===== DATASET RECORDS

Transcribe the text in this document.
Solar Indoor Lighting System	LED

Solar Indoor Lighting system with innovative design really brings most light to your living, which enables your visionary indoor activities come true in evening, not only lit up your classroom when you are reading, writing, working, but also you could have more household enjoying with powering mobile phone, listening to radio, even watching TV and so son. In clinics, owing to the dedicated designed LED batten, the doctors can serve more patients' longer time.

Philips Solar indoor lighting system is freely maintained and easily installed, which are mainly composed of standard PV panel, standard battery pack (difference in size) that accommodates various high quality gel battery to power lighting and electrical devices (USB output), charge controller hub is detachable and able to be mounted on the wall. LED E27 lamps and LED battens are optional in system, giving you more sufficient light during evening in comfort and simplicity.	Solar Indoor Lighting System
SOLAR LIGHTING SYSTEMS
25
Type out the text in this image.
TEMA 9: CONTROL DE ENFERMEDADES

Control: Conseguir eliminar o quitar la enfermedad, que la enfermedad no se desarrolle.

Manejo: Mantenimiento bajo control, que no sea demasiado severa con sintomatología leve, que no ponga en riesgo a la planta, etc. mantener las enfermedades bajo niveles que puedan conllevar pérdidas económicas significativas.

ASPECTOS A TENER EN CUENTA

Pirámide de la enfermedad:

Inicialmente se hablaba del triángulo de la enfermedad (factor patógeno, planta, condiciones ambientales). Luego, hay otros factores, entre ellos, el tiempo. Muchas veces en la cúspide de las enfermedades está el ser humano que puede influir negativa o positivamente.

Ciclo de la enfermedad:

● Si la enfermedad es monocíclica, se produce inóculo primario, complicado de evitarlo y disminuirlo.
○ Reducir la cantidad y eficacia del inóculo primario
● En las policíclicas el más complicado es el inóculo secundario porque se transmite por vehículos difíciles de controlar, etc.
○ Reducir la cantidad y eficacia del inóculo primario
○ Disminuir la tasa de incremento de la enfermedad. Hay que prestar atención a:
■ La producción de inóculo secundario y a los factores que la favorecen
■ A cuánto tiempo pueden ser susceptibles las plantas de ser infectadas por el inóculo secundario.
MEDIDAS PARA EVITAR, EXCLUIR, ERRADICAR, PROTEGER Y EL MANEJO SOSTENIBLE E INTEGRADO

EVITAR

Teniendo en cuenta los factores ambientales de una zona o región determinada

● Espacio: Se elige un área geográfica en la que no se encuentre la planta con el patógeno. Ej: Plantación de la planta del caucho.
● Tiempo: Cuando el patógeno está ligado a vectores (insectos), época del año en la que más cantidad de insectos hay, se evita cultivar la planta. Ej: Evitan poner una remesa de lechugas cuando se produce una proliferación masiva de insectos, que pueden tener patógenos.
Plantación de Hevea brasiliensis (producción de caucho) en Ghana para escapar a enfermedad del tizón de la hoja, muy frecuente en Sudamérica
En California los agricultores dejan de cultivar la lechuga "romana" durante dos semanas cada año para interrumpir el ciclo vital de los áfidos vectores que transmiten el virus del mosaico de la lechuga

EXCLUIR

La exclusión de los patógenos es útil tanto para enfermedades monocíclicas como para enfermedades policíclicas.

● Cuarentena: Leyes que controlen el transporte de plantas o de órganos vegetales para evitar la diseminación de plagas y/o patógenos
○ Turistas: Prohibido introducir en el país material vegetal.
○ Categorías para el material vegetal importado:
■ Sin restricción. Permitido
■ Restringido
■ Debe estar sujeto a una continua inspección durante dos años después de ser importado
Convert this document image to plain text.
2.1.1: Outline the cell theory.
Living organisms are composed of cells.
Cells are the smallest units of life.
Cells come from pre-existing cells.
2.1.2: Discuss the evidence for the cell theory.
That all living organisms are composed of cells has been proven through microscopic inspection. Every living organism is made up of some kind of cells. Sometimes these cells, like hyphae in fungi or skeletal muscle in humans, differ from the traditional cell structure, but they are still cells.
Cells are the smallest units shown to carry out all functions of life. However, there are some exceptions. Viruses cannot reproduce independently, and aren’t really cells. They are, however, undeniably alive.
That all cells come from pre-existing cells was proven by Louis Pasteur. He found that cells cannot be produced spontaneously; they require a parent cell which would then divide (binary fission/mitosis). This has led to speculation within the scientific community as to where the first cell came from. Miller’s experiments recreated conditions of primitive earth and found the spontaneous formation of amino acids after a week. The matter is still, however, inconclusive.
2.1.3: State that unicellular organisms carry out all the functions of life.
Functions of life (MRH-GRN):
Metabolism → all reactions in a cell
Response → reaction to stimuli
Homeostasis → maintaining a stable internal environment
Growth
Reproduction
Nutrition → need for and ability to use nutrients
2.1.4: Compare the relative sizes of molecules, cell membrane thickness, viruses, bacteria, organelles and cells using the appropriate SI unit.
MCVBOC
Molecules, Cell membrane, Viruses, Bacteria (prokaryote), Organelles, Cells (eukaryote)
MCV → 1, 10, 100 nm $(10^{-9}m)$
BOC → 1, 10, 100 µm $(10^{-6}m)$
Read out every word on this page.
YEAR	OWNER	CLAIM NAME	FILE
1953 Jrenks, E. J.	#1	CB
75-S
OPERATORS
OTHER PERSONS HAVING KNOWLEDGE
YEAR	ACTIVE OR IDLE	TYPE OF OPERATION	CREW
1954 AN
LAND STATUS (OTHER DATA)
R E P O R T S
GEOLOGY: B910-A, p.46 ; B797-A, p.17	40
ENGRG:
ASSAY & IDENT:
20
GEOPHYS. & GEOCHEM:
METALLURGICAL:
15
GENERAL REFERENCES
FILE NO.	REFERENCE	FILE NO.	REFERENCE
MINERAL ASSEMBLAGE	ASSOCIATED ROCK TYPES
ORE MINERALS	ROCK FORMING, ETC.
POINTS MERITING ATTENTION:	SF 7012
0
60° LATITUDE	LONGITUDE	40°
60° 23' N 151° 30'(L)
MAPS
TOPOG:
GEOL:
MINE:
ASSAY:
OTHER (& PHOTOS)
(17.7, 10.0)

==========

* WORK INSTRUCTIONS:
Copy, without any change, the run of lines from the one with "Read out every word on this page." through the end of the entries above.

* FINAL ANSWER:
Read out every word on this page.
YEAR	OWNER	CLAIM NAME	FILE
1953 Jrenks, E. J.	#1	CB
75-S
OPERATORS
OTHER PERSONS HAVING KNOWLEDGE
YEAR	ACTIVE OR IDLE	TYPE OF OPERATION	CREW
1954 AN
LAND STATUS (OTHER DATA)
R E P O R T S
GEOLOGY: B910-A, p.46 ; B797-A, p.17	40
ENGRG:
ASSAY & IDENT:
20
GEOPHYS. & GEOCHEM:
METALLURGICAL:
15
GENERAL REFERENCES
FILE NO.	REFERENCE	FILE NO.	REFERENCE
MINERAL ASSEMBLAGE	ASSOCIATED ROCK TYPES
ORE MINERALS	ROCK FORMING, ETC.
POINTS MERITING ATTENTION:	SF 7012
0
60° LATITUDE	LONGITUDE	40°
60° 23' N 151° 30'(L)
MAPS
TOPOG:
GEOL:
MINE:
ASSAY:
OTHER (& PHOTOS)
(17.7, 10.0)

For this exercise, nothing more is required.